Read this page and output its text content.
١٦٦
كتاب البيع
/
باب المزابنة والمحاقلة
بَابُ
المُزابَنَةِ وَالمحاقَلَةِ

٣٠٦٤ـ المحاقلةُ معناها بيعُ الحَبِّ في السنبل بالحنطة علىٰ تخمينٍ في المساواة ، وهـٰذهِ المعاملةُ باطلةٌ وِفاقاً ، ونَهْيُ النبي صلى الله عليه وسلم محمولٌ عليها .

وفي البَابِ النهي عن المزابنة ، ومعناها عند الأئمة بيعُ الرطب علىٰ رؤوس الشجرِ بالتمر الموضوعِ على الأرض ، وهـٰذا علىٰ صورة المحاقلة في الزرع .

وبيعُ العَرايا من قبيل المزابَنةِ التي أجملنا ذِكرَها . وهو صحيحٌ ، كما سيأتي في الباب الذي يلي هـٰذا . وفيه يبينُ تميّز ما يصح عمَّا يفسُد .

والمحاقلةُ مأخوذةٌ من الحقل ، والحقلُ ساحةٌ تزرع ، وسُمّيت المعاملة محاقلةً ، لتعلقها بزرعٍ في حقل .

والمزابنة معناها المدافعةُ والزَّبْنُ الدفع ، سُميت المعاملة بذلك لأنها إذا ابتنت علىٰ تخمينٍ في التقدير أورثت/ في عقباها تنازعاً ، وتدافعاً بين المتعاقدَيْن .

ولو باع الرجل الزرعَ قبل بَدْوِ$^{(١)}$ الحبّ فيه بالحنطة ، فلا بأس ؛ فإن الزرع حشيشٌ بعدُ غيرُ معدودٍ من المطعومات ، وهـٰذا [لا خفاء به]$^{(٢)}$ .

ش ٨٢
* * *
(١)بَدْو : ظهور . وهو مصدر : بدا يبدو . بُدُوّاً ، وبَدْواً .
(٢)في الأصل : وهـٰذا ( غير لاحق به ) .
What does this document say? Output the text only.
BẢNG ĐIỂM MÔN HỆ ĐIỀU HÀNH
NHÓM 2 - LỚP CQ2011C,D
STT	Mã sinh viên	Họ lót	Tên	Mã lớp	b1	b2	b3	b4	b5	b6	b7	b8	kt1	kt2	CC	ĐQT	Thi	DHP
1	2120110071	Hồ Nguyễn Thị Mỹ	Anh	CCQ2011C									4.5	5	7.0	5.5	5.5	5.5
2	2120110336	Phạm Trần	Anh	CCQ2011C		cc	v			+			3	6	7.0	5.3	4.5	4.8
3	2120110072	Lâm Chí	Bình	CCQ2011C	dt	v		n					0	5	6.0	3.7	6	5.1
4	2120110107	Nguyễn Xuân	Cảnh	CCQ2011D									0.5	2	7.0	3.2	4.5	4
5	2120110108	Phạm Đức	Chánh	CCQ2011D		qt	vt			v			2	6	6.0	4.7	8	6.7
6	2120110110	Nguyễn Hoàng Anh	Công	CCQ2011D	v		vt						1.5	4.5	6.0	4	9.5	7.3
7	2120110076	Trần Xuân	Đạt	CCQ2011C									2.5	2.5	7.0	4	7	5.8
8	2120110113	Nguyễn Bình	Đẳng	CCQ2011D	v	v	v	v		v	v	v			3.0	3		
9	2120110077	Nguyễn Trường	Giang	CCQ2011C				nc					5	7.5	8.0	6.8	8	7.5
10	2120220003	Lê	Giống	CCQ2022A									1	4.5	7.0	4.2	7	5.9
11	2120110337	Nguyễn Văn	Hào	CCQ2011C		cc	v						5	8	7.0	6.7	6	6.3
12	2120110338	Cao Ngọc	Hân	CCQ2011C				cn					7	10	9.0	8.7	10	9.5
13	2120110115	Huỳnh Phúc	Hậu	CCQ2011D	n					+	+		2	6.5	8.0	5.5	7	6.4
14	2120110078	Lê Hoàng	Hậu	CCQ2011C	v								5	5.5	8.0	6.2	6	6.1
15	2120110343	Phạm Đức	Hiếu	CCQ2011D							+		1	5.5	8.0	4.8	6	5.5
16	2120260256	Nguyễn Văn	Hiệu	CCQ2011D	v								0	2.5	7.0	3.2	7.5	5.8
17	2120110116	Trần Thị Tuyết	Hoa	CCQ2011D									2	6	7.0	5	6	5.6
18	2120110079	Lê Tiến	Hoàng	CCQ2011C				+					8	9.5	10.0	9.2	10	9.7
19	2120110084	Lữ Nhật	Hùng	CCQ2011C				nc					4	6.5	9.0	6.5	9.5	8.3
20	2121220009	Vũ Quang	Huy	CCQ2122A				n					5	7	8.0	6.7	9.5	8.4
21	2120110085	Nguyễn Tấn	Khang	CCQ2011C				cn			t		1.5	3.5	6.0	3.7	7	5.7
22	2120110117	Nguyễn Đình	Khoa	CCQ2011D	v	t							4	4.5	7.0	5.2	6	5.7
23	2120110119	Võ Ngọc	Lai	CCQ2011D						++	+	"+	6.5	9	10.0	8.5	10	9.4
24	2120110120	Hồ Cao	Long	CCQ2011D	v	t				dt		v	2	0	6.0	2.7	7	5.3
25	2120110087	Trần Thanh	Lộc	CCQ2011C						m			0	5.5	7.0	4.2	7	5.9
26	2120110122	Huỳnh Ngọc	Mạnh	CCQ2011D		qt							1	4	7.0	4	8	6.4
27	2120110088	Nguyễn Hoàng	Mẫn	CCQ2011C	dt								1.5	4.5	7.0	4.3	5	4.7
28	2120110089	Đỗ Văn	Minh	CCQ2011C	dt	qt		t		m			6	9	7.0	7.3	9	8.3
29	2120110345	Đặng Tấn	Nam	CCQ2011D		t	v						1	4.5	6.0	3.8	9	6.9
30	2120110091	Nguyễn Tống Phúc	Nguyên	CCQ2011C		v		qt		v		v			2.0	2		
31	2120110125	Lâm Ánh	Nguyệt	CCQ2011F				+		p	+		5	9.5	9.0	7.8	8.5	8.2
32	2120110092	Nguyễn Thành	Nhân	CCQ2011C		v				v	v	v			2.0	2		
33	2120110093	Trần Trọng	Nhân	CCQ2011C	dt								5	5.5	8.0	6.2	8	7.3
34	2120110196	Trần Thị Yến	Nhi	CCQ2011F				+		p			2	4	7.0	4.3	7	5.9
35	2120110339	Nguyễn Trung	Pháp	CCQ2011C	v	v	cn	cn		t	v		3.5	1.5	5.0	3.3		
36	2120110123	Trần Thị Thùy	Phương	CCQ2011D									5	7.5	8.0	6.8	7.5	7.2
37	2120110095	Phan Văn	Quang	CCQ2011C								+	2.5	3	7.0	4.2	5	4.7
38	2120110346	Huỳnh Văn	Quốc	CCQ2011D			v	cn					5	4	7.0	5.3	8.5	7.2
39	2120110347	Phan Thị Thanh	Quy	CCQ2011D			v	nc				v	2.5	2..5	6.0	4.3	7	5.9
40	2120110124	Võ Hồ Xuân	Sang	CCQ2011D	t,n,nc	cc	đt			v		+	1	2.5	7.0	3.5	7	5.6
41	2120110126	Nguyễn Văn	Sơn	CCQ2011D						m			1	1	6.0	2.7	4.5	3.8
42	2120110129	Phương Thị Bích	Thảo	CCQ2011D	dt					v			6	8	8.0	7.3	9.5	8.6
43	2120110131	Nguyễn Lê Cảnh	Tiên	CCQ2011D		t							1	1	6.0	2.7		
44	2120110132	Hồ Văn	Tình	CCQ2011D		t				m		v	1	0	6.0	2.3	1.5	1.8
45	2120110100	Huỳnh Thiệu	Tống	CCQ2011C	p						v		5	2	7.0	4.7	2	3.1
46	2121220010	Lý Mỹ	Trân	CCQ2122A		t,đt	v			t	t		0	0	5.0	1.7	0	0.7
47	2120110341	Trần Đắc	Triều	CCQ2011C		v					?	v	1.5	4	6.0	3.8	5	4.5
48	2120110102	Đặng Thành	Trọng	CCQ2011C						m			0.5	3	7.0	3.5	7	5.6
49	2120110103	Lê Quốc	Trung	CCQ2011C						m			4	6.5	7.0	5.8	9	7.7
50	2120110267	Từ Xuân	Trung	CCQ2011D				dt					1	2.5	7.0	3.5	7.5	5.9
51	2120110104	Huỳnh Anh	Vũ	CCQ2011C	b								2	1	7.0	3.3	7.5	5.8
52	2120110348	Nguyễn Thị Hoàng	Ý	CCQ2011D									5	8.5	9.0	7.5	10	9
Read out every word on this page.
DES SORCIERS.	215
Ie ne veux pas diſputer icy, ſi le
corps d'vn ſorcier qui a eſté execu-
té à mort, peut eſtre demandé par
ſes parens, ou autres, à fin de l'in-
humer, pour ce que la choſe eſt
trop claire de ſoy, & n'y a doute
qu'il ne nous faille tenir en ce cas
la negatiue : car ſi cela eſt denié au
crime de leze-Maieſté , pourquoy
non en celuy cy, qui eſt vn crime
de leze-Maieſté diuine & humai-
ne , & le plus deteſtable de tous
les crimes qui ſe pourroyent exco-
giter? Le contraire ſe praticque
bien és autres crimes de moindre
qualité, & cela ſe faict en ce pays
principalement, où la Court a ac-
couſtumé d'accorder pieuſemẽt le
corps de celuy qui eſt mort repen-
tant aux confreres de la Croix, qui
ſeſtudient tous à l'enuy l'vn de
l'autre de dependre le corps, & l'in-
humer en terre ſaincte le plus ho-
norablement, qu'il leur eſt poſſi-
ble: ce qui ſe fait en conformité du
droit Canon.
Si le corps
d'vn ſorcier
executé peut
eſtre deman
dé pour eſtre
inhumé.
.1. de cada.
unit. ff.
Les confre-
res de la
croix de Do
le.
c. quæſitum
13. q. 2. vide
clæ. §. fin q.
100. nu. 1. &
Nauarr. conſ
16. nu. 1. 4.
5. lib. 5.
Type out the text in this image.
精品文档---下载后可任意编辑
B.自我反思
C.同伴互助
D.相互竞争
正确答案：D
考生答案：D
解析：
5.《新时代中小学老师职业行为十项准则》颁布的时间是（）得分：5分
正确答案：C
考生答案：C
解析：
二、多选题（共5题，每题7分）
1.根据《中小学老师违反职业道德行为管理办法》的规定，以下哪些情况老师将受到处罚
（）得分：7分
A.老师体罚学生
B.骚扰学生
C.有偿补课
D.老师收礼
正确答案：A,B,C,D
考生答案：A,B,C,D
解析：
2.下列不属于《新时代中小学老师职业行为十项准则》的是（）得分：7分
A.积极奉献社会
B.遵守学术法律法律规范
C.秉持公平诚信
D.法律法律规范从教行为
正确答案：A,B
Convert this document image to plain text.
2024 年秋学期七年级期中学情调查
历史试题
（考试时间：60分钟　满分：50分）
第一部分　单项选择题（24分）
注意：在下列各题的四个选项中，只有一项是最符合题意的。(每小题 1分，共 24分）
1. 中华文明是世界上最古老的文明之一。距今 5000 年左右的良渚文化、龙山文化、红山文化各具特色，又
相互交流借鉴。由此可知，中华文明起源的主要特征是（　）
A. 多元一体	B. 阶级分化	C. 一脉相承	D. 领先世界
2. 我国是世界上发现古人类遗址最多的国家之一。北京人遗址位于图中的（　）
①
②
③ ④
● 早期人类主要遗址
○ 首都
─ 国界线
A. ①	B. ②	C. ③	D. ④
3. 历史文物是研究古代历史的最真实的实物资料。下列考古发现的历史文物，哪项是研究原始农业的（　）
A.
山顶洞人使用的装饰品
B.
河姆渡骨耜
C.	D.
-----
■ EXERCISE:
Copy out every line holding the string "Tống".

■ WORKED ANSWER:
30	2120110091	Nguyễn Tống Phúc	Nguyên	CCQ2011C		v		qt		v		v			2.0	2		
45	2120110100	Huỳnh Thiệu	Tống	CCQ2011C	p						v		5	2	7.0	4.7	2	3.1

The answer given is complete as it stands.